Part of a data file
-- BEGIN --

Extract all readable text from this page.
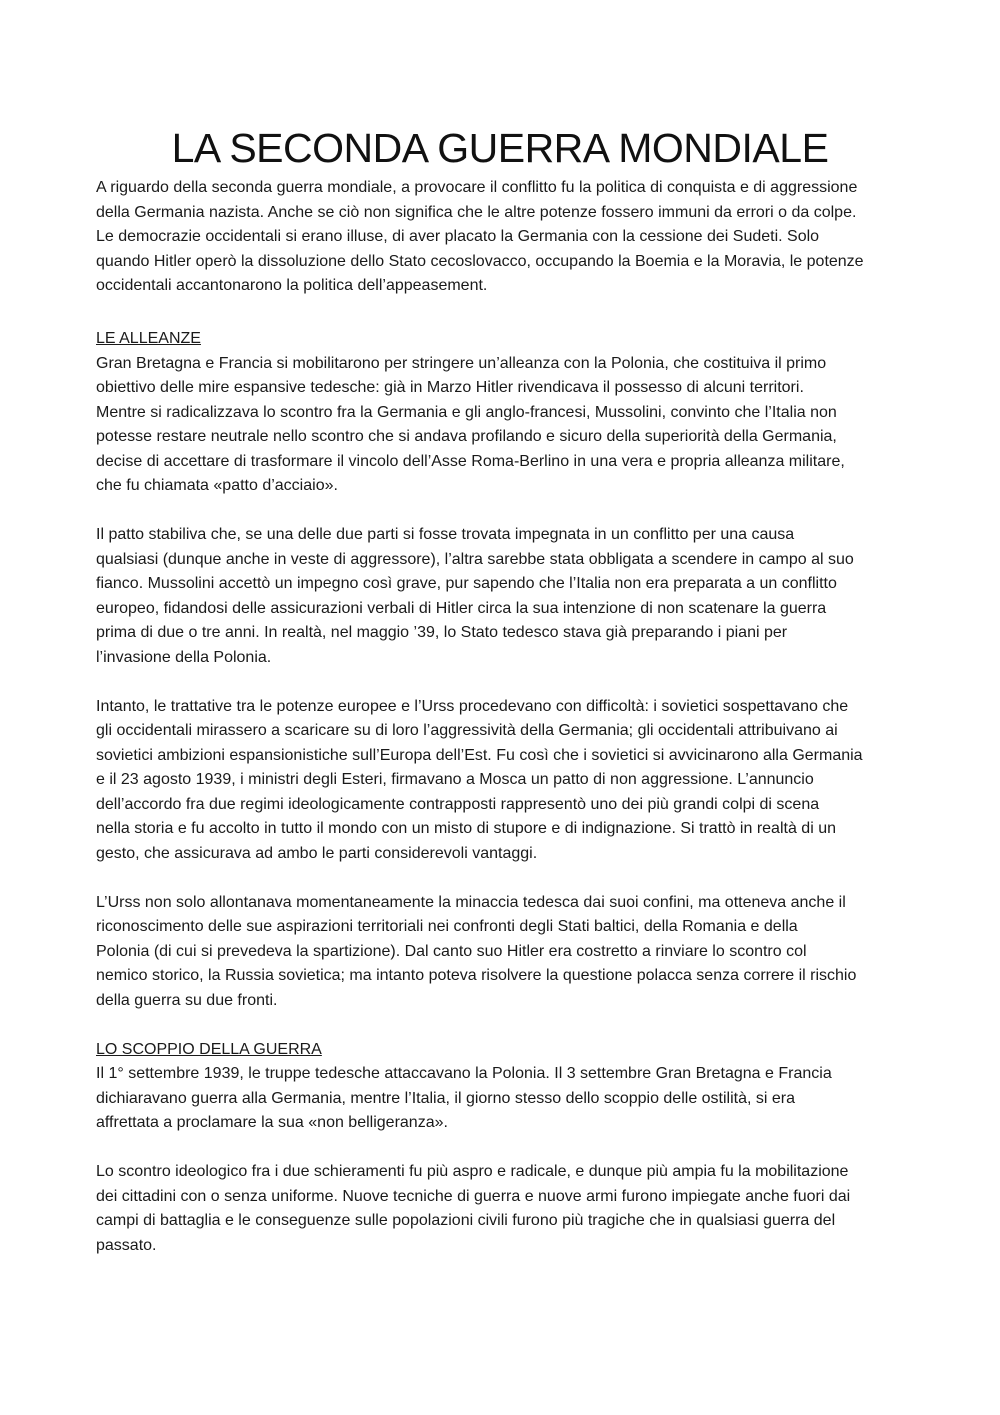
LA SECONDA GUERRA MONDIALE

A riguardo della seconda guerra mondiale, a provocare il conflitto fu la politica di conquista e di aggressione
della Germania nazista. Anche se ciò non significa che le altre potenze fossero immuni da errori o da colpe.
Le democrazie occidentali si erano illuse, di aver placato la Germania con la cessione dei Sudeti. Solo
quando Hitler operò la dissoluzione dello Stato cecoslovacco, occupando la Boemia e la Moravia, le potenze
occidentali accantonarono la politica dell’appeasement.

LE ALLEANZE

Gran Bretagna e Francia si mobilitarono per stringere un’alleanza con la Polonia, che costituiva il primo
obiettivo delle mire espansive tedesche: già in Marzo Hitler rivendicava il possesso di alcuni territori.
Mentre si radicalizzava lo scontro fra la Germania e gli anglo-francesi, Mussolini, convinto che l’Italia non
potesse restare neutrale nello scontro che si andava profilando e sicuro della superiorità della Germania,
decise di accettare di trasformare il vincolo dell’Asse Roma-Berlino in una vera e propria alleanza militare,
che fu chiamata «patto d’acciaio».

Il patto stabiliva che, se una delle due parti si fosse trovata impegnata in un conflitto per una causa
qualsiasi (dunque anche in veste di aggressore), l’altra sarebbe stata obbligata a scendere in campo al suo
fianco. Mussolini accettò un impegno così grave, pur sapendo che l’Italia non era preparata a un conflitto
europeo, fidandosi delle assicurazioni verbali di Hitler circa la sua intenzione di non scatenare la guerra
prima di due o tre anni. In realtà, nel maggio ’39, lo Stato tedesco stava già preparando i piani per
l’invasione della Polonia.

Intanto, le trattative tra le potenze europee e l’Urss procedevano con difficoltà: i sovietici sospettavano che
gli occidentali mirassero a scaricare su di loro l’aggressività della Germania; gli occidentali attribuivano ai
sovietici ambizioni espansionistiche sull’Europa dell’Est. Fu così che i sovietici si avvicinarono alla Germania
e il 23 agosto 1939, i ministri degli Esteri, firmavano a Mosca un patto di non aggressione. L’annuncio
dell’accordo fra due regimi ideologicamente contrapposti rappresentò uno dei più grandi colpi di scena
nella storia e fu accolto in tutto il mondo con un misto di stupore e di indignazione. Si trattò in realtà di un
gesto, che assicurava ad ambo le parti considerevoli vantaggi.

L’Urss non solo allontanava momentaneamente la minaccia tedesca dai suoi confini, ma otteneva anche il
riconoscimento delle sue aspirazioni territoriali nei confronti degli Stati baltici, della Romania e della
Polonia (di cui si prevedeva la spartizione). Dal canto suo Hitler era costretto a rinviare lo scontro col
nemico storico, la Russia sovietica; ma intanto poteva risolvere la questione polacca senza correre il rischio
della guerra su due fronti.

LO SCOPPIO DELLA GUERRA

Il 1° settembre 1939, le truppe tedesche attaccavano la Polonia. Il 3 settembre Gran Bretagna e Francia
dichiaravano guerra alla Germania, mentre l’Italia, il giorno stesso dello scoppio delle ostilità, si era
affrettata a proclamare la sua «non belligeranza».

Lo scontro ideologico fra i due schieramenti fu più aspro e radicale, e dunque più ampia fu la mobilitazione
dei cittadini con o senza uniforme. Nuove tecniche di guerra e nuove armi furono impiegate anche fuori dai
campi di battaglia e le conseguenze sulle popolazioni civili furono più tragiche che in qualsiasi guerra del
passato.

-- END --
-- BEGIN --

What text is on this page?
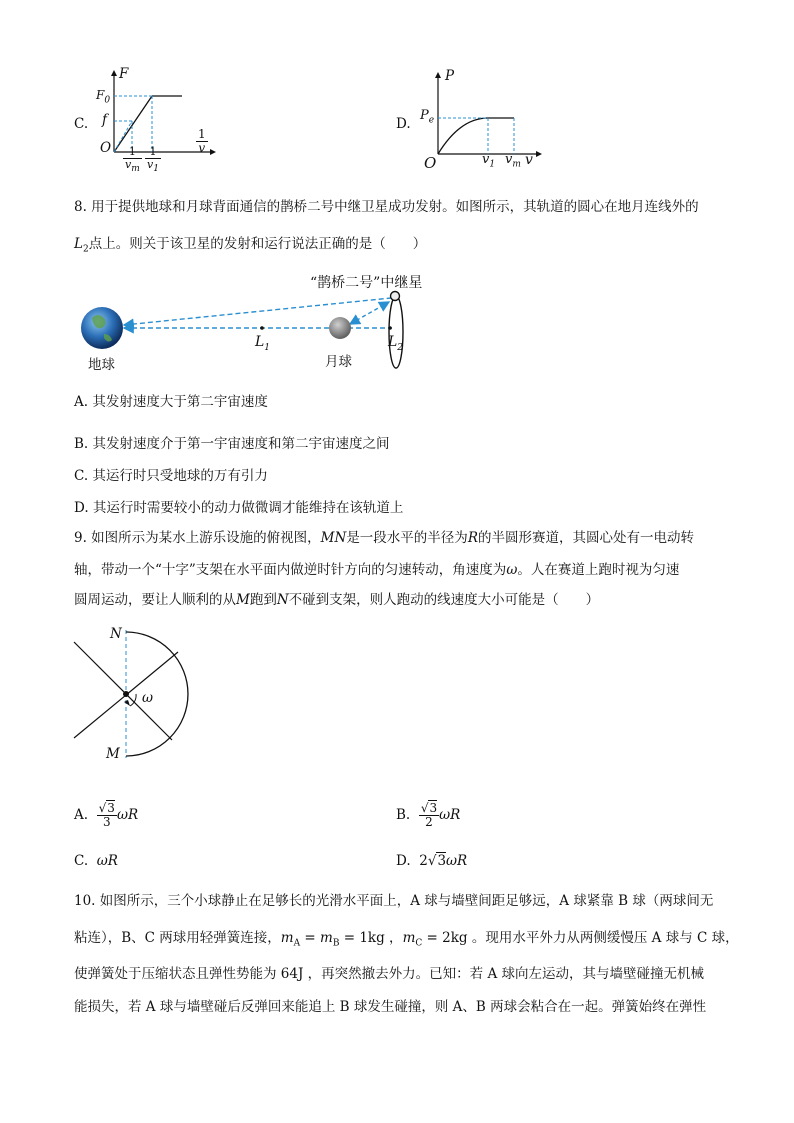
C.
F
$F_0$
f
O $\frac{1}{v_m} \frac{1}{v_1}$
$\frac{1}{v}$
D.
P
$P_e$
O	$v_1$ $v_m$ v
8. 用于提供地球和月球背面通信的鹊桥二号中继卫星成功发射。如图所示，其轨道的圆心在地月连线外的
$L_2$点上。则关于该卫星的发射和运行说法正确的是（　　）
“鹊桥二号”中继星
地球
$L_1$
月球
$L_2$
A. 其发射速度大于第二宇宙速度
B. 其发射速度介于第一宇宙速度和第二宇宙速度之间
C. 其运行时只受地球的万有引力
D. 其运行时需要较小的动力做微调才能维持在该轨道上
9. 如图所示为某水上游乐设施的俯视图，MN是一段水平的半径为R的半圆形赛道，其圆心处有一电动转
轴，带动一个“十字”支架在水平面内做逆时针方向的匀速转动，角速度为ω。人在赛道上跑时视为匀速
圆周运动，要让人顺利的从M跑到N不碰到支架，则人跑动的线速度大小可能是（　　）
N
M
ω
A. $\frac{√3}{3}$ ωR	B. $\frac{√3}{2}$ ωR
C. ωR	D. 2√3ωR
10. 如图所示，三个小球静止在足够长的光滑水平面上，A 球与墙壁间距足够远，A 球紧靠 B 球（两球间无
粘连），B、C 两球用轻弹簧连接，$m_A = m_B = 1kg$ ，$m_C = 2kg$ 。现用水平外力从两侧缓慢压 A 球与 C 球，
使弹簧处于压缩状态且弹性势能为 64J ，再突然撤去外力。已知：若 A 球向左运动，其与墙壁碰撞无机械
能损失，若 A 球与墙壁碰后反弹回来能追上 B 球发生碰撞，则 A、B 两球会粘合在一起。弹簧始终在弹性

-- END --
-- BEGIN --

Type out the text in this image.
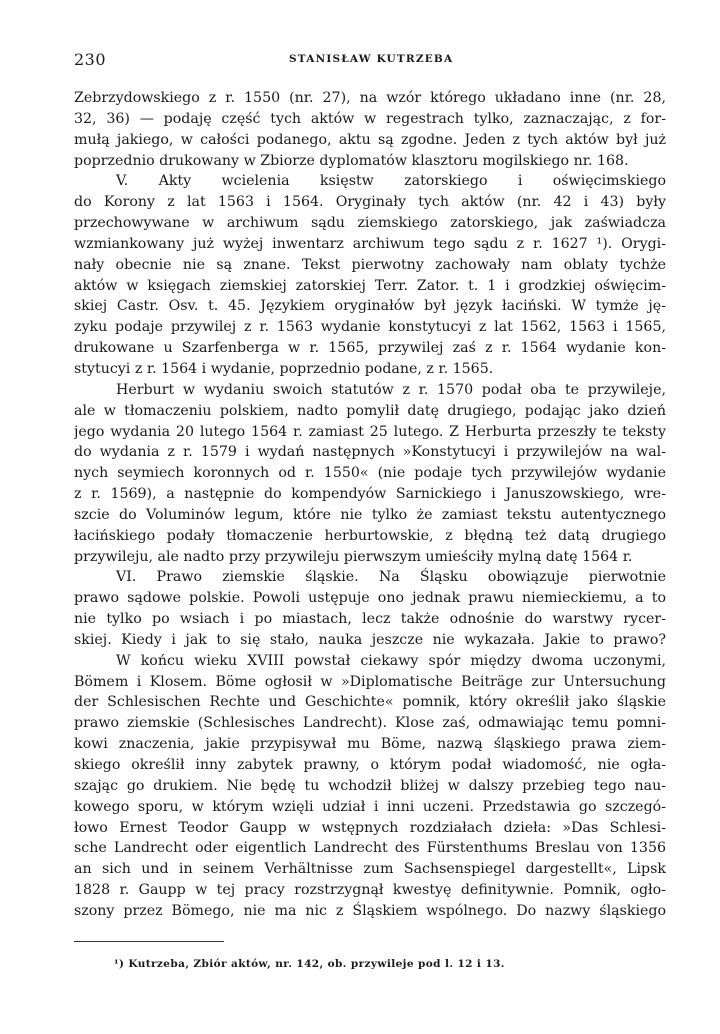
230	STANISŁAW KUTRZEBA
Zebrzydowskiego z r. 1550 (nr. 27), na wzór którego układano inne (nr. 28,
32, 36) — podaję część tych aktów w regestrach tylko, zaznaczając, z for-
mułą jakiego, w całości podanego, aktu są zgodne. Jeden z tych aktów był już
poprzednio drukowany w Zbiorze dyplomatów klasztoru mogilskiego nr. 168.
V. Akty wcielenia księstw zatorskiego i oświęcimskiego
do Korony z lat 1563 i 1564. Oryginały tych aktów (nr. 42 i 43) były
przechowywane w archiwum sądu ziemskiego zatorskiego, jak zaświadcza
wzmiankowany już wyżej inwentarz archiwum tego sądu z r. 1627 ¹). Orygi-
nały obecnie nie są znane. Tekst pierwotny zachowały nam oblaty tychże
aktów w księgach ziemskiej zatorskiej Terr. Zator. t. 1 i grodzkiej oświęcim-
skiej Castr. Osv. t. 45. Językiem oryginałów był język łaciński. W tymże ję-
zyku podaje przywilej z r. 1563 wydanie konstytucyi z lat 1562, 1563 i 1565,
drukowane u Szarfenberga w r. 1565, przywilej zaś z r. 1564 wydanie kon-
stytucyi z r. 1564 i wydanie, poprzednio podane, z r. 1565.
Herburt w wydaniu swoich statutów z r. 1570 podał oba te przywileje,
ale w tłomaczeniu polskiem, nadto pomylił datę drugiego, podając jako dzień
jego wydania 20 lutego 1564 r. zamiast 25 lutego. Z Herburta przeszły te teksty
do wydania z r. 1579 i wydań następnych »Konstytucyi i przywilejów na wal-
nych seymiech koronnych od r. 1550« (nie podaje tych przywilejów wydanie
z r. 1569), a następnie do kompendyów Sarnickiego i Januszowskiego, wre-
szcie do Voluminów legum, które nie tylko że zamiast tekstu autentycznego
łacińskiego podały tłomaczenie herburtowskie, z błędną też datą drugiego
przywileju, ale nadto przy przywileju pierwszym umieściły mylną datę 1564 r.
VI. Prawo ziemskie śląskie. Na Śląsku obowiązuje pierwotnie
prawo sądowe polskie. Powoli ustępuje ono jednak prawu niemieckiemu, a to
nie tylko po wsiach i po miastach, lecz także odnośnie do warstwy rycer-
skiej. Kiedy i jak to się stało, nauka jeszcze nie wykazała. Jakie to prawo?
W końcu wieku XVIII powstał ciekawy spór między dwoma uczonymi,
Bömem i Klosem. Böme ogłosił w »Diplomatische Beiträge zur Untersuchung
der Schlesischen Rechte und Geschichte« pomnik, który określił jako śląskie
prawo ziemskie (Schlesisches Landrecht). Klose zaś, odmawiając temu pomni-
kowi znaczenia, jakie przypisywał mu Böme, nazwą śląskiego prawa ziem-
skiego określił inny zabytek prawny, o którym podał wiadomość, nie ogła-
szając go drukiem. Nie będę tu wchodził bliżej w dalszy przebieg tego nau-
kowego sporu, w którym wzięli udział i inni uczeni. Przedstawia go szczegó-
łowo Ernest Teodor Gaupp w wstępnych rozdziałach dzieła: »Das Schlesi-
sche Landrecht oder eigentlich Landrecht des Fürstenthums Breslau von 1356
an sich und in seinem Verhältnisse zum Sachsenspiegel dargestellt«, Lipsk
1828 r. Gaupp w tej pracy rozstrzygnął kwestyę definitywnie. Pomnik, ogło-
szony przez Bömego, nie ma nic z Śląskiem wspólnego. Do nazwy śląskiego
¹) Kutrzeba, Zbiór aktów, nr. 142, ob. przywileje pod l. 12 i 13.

-- END --

● **Problem to work on**:
Pull out all lines from the entries above in which the word "Hitler" appears.

● **Output of the exercise**:
quando Hitler operò la dissoluzione dello Stato cecoslovacco, occupando la Boemia e la Moravia, le potenze
obiettivo delle mire espansive tedesche: già in Marzo Hitler rivendicava il possesso di alcuni territori.
europeo, fidandosi delle assicurazioni verbali di Hitler circa la sua intenzione di non scatenare la guerra
Polonia (di cui si prevedeva la spartizione). Dal canto suo Hitler era costretto a rinviare lo scontro col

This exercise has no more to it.